▶ _Written instruction_:
Return all of the data exactly, with nothing left out but the pictures.

▶ _Records supplied_:
** start **

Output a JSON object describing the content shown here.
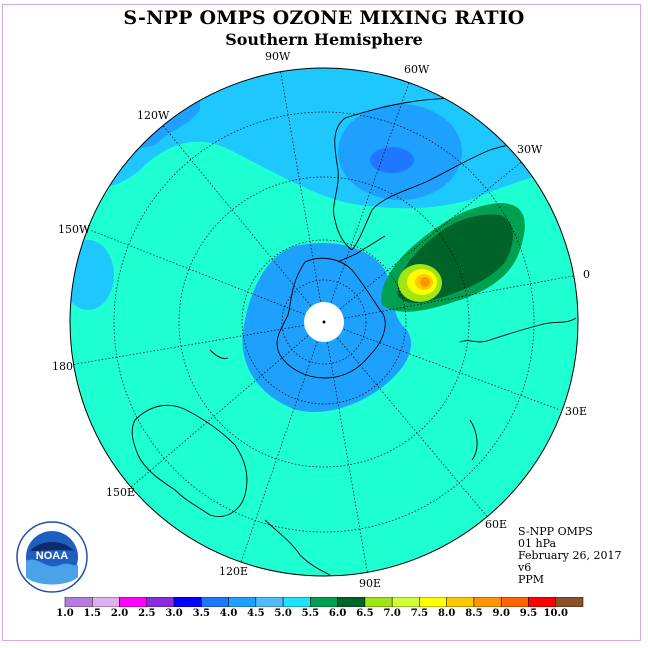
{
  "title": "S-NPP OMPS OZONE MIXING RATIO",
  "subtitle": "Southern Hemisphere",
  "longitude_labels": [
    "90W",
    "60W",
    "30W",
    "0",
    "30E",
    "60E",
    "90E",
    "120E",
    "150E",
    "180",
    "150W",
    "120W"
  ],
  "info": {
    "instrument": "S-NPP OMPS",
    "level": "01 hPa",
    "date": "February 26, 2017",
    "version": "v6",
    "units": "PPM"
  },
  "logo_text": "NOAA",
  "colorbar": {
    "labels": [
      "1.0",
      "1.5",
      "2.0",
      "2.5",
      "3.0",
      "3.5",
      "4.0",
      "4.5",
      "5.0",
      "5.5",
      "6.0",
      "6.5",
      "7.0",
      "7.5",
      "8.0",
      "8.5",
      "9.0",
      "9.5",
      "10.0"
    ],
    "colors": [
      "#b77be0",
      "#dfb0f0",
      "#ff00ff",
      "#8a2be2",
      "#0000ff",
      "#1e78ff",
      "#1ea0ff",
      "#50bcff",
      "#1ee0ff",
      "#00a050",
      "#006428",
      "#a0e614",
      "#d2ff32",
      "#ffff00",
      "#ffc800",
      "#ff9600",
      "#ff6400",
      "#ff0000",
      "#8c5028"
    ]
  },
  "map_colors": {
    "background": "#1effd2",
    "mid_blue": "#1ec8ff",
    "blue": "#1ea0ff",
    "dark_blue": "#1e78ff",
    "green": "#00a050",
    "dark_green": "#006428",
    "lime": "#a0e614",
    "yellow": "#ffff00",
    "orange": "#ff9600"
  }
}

** end **

▶ _Solution to the exercise_:
Output a JSON object describing the content shown here.
{
  "title": "S-NPP OMPS OZONE MIXING RATIO",
  "subtitle": "Southern Hemisphere",
  "longitude_labels": [
    "90W",
    "60W",
    "30W",
    "0",
    "30E",
    "60E",
    "90E",
    "120E",
    "150E",
    "180",
    "150W",
    "120W"
  ],
  "info": {
    "instrument": "S-NPP OMPS",
    "level": "01 hPa",
    "date": "February 26, 2017",
    "version": "v6",
    "units": "PPM"
  },
  "logo_text": "NOAA",
  "colorbar": {
    "labels": [
      "1.0",
      "1.5",
      "2.0",
      "2.5",
      "3.0",
      "3.5",
      "4.0",
      "4.5",
      "5.0",
      "5.5",
      "6.0",
      "6.5",
      "7.0",
      "7.5",
      "8.0",
      "8.5",
      "9.0",
      "9.5",
      "10.0"
    ],
    "colors": [
      "#b77be0",
      "#dfb0f0",
      "#ff00ff",
      "#8a2be2",
      "#0000ff",
      "#1e78ff",
      "#1ea0ff",
      "#50bcff",
      "#1ee0ff",
      "#00a050",
      "#006428",
      "#a0e614",
      "#d2ff32",
      "#ffff00",
      "#ffc800",
      "#ff9600",
      "#ff6400",
      "#ff0000",
      "#8c5028"
    ]
  },
  "map_colors": {
    "background": "#1effd2",
    "mid_blue": "#1ec8ff",
    "blue": "#1ea0ff",
    "dark_blue": "#1e78ff",
    "green": "#00a050",
    "dark_green": "#006428",
    "lime": "#a0e614",
    "yellow": "#ffff00",
    "orange": "#ff9600"
  }
}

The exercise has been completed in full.